Objective ->
Find each line holding "down" and copy it out.

Data for processing ->
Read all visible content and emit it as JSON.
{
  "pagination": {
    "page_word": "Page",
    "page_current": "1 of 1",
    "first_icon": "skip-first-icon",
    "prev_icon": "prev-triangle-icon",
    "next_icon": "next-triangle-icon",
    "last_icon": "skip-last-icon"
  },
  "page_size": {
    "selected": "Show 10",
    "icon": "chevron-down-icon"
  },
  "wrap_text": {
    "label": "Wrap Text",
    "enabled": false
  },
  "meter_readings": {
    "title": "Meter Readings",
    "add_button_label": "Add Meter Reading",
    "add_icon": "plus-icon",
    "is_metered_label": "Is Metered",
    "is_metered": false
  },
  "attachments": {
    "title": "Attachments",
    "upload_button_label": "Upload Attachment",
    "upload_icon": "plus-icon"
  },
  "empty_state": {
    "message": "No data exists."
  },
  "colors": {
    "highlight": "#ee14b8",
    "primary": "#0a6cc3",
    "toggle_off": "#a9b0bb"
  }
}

* * *

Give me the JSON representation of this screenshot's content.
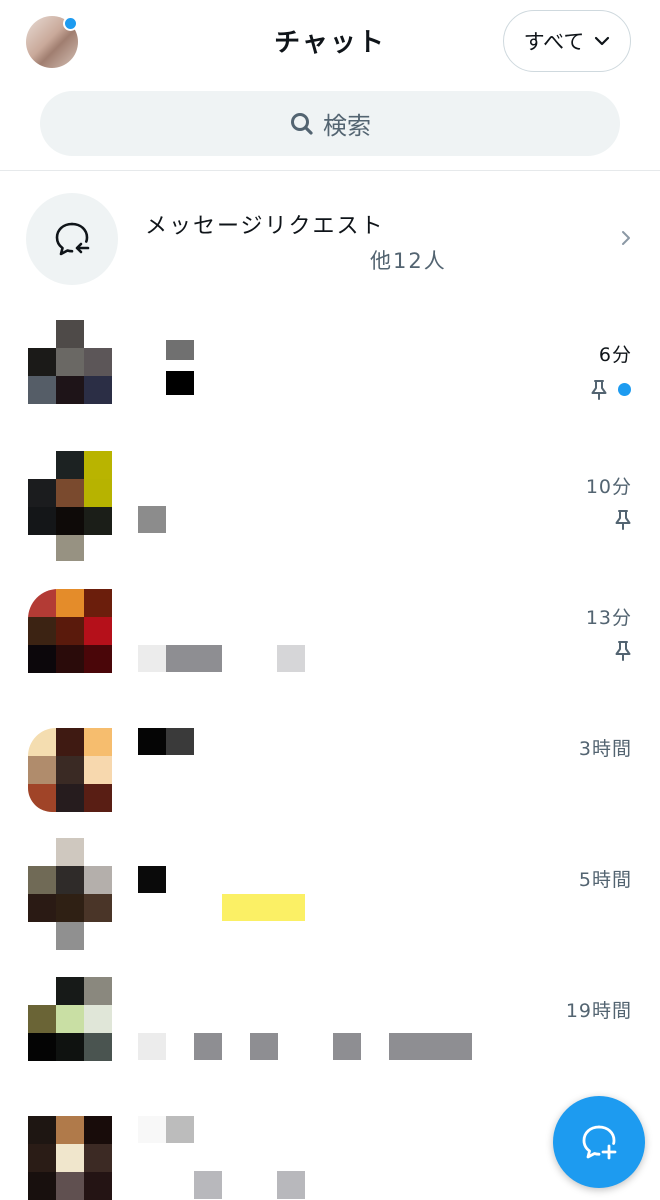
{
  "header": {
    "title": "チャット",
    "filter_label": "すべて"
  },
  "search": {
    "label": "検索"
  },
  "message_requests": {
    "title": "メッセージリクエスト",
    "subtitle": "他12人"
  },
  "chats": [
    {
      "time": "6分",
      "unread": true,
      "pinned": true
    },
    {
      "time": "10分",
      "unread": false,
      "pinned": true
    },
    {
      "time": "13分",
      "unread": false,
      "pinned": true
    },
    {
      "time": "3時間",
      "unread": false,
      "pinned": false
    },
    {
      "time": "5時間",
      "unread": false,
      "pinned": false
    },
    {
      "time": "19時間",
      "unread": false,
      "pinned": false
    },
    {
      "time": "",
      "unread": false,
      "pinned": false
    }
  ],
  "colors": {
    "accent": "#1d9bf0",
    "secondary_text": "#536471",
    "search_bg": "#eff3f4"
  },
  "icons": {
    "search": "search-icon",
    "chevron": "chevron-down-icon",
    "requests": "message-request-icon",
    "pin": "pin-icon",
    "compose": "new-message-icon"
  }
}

Written reply ->
    "icon": "chevron-down-icon"
    "chevron": "chevron-down-icon",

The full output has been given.